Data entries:
<<<<

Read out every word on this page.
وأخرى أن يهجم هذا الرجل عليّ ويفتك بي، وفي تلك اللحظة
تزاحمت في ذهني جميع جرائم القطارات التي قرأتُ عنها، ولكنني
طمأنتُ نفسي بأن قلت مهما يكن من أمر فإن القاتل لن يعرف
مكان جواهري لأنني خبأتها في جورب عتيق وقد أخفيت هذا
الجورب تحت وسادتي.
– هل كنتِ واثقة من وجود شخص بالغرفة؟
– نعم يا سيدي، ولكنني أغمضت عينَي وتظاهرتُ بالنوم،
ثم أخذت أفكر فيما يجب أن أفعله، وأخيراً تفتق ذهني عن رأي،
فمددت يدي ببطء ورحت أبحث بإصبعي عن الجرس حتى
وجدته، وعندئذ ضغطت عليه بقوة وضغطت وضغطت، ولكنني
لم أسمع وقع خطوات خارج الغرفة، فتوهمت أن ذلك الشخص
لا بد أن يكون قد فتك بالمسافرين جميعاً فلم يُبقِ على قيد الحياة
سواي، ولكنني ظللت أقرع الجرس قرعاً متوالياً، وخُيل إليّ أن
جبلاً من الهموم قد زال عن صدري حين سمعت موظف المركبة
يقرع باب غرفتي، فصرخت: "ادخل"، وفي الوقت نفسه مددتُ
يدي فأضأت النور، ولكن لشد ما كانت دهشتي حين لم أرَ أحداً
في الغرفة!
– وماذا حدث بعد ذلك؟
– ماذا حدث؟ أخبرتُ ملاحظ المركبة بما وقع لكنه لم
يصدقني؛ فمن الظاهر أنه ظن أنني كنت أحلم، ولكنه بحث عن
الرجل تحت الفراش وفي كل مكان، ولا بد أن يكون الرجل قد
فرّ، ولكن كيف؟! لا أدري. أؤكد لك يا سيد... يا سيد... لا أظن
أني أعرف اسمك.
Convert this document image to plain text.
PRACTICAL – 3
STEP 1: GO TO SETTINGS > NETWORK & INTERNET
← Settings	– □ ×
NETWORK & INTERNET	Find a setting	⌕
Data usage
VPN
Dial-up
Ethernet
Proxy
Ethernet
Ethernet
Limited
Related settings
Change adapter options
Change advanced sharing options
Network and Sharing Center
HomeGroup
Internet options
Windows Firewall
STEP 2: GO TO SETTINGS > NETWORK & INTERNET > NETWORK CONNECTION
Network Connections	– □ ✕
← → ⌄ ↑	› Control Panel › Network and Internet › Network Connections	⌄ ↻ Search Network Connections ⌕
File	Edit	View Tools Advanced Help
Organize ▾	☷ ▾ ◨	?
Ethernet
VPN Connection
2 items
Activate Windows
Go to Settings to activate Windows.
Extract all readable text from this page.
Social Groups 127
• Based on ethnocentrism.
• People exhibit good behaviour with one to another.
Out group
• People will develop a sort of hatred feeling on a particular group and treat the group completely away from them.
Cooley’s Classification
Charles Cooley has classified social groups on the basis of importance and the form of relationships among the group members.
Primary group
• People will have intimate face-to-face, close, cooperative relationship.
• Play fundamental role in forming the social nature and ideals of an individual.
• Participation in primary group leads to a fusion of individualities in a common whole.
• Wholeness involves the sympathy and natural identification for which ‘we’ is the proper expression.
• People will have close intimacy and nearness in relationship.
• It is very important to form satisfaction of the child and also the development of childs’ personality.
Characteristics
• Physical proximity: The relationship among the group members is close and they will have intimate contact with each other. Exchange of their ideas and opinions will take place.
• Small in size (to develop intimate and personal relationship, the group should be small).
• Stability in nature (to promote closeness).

>>>>

• _AIM OF THE TASK_: Write the complete data out, exactly as above.

• _SOLUTION FOR THIS EXERCISE_:
Read out every word on this page.
وأخرى أن يهجم هذا الرجل عليّ ويفتك بي، وفي تلك اللحظة
تزاحمت في ذهني جميع جرائم القطارات التي قرأتُ عنها، ولكنني
طمأنتُ نفسي بأن قلت مهما يكن من أمر فإن القاتل لن يعرف
مكان جواهري لأنني خبأتها في جورب عتيق وقد أخفيت هذا
الجورب تحت وسادتي.
– هل كنتِ واثقة من وجود شخص بالغرفة؟
– نعم يا سيدي، ولكنني أغمضت عينَي وتظاهرتُ بالنوم،
ثم أخذت أفكر فيما يجب أن أفعله، وأخيراً تفتق ذهني عن رأي،
فمددت يدي ببطء ورحت أبحث بإصبعي عن الجرس حتى
وجدته، وعندئذ ضغطت عليه بقوة وضغطت وضغطت، ولكنني
لم أسمع وقع خطوات خارج الغرفة، فتوهمت أن ذلك الشخص
لا بد أن يكون قد فتك بالمسافرين جميعاً فلم يُبقِ على قيد الحياة
سواي، ولكنني ظللت أقرع الجرس قرعاً متوالياً، وخُيل إليّ أن
جبلاً من الهموم قد زال عن صدري حين سمعت موظف المركبة
يقرع باب غرفتي، فصرخت: "ادخل"، وفي الوقت نفسه مددتُ
يدي فأضأت النور، ولكن لشد ما كانت دهشتي حين لم أرَ أحداً
في الغرفة!
– وماذا حدث بعد ذلك؟
– ماذا حدث؟ أخبرتُ ملاحظ المركبة بما وقع لكنه لم
يصدقني؛ فمن الظاهر أنه ظن أنني كنت أحلم، ولكنه بحث عن
الرجل تحت الفراش وفي كل مكان، ولا بد أن يكون الرجل قد
فرّ، ولكن كيف؟! لا أدري. أؤكد لك يا سيد... يا سيد... لا أظن
أني أعرف اسمك.
Convert this document image to plain text.
PRACTICAL – 3
STEP 1: GO TO SETTINGS > NETWORK & INTERNET
← Settings	– □ ×
NETWORK & INTERNET	Find a setting	⌕
Data usage
VPN
Dial-up
Ethernet
Proxy
Ethernet
Ethernet
Limited
Related settings
Change adapter options
Change advanced sharing options
Network and Sharing Center
HomeGroup
Internet options
Windows Firewall
STEP 2: GO TO SETTINGS > NETWORK & INTERNET > NETWORK CONNECTION
Network Connections	– □ ✕
← → ⌄ ↑	› Control Panel › Network and Internet › Network Connections	⌄ ↻ Search Network Connections ⌕
File	Edit	View Tools Advanced Help
Organize ▾	☷ ▾ ◨	?
Ethernet
VPN Connection
2 items
Activate Windows
Go to Settings to activate Windows.
Extract all readable text from this page.
Social Groups 127
• Based on ethnocentrism.
• People exhibit good behaviour with one to another.
Out group
• People will develop a sort of hatred feeling on a particular group and treat the group completely away from them.
Cooley’s Classification
Charles Cooley has classified social groups on the basis of importance and the form of relationships among the group members.
Primary group
• People will have intimate face-to-face, close, cooperative relationship.
• Play fundamental role in forming the social nature and ideals of an individual.
• Participation in primary group leads to a fusion of individualities in a common whole.
• Wholeness involves the sympathy and natural identification for which ‘we’ is the proper expression.
• People will have close intimacy and nearness in relationship.
• It is very important to form satisfaction of the child and also the development of childs’ personality.
Characteristics
• Physical proximity: The relationship among the group members is close and they will have intimate contact with each other. Exchange of their ideas and opinions will take place.
• Small in size (to develop intimate and personal relationship, the group should be small).
• Stability in nature (to promote closeness).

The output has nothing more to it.